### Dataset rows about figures
**********

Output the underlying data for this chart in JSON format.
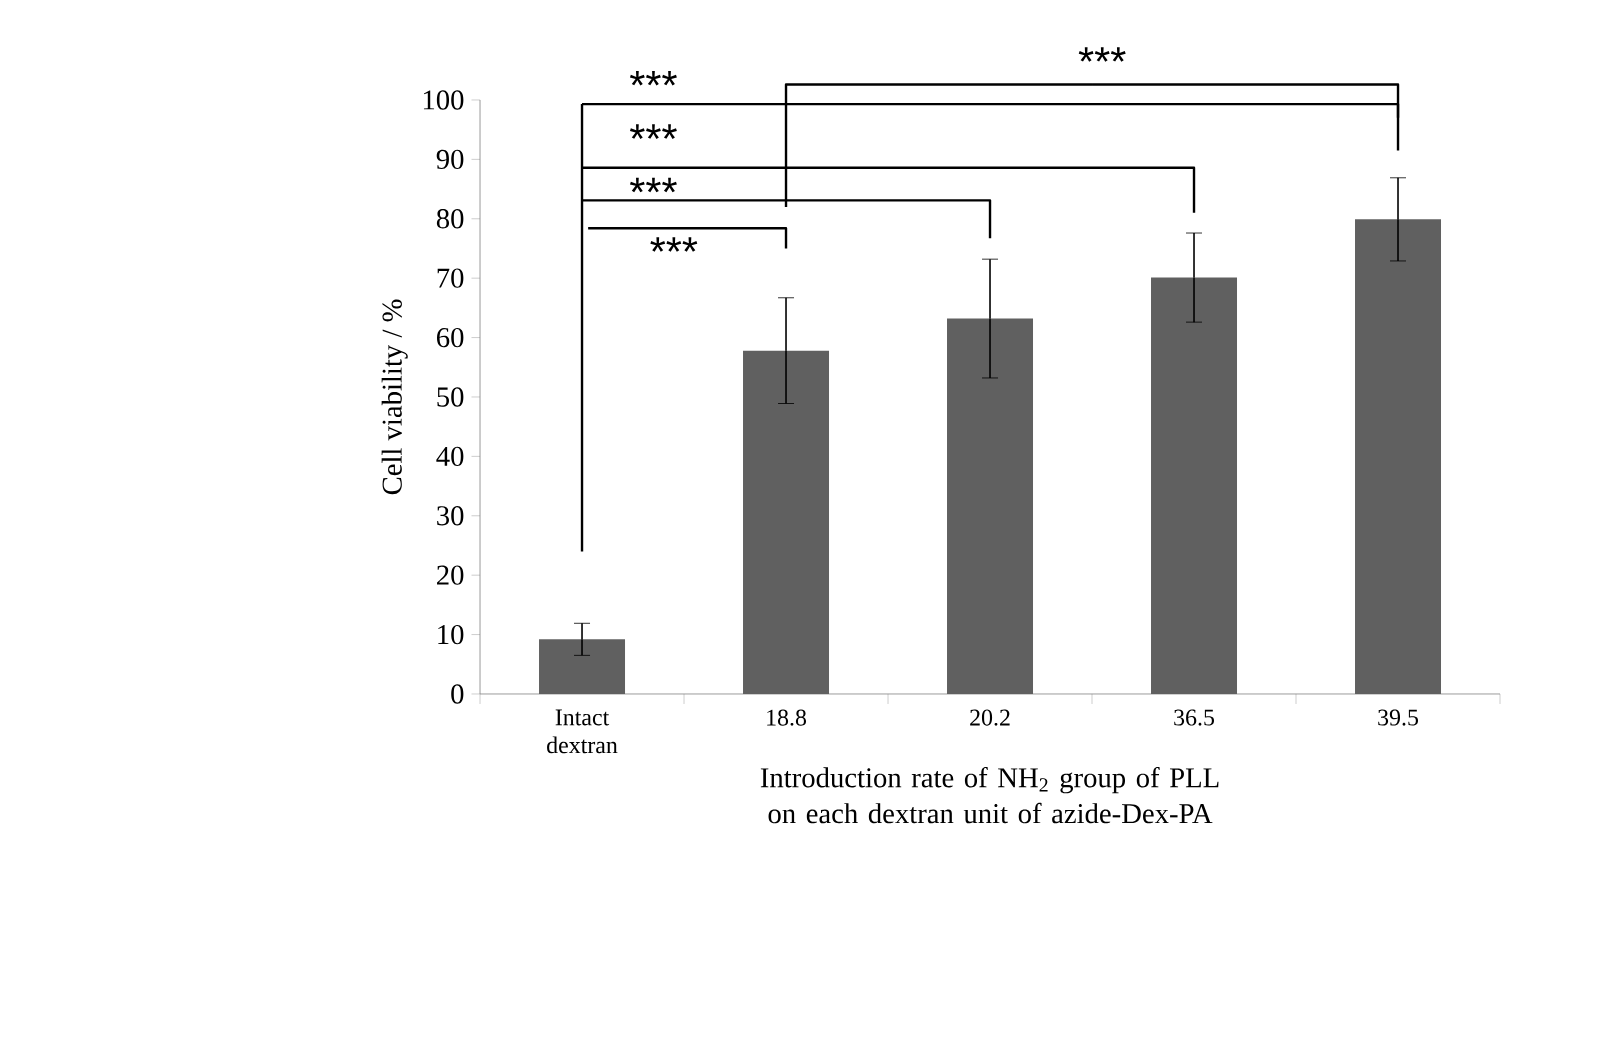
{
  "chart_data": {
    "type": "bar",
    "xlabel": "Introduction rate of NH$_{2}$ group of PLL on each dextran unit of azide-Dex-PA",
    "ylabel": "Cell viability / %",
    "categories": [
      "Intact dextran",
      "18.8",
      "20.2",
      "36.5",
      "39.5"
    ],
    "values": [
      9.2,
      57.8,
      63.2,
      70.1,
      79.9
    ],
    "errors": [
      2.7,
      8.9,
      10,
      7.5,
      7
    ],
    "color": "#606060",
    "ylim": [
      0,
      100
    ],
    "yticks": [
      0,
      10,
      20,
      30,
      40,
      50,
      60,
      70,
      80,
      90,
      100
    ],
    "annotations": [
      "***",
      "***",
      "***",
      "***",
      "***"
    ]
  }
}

**********

### WHAT IS ASKED
Quote the entries in full. Any image among them is to be omitted from the copy.

### ANSWER TO THE EXERCISE
Output the underlying data for this chart in JSON format.
{
  "chart_data": {
    "type": "bar",
    "xlabel": "Introduction rate of NH$_{2}$ group of PLL on each dextran unit of azide-Dex-PA",
    "ylabel": "Cell viability / %",
    "categories": [
      "Intact dextran",
      "18.8",
      "20.2",
      "36.5",
      "39.5"
    ],
    "values": [
      9.2,
      57.8,
      63.2,
      70.1,
      79.9
    ],
    "errors": [
      2.7,
      8.9,
      10,
      7.5,
      7
    ],
    "color": "#606060",
    "ylim": [
      0,
      100
    ],
    "yticks": [
      0,
      10,
      20,
      30,
      40,
      50,
      60,
      70,
      80,
      90,
      100
    ],
    "annotations": [
      "***",
      "***",
      "***",
      "***",
      "***"
    ]
  }
}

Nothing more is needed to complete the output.